_Required task_
Lines from the one containing "Convert this document image to plain text." through the last line of the data are to be repeated word for word, both ends included.

_Data provided_

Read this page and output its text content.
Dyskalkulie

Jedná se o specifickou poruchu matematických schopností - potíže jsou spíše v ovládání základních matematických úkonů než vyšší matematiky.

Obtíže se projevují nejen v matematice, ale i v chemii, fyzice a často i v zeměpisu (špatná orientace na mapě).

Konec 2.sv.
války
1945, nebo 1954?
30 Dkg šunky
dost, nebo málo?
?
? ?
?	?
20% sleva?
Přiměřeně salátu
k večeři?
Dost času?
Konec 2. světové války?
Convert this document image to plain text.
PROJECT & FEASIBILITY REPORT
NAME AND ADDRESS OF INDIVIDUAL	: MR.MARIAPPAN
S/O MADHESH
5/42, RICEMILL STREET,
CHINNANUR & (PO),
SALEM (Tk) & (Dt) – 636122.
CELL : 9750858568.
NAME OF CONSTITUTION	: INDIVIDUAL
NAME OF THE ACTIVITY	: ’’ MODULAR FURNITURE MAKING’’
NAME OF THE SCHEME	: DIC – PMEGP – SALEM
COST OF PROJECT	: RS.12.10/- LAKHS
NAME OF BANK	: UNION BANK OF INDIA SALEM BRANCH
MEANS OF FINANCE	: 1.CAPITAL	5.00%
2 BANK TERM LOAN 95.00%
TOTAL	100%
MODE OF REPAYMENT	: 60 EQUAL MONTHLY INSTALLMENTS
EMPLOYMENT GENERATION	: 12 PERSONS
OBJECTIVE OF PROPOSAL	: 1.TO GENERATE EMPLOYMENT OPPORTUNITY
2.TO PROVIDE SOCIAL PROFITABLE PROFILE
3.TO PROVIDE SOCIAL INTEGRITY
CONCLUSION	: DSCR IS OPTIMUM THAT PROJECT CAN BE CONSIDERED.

_Written response_
Convert this document image to plain text.
PROJECT & FEASIBILITY REPORT
NAME AND ADDRESS OF INDIVIDUAL	: MR.MARIAPPAN
S/O MADHESH
5/42, RICEMILL STREET,
CHINNANUR & (PO),
SALEM (Tk) & (Dt) – 636122.
CELL : 9750858568.
NAME OF CONSTITUTION	: INDIVIDUAL
NAME OF THE ACTIVITY	: ’’ MODULAR FURNITURE MAKING’’
NAME OF THE SCHEME	: DIC – PMEGP – SALEM
COST OF PROJECT	: RS.12.10/- LAKHS
NAME OF BANK	: UNION BANK OF INDIA SALEM BRANCH
MEANS OF FINANCE	: 1.CAPITAL	5.00%
2 BANK TERM LOAN 95.00%
TOTAL	100%
MODE OF REPAYMENT	: 60 EQUAL MONTHLY INSTALLMENTS
EMPLOYMENT GENERATION	: 12 PERSONS
OBJECTIVE OF PROPOSAL	: 1.TO GENERATE EMPLOYMENT OPPORTUNITY
2.TO PROVIDE SOCIAL PROFITABLE PROFILE
3.TO PROVIDE SOCIAL INTEGRITY
CONCLUSION	: DSCR IS OPTIMUM THAT PROJECT CAN BE CONSIDERED.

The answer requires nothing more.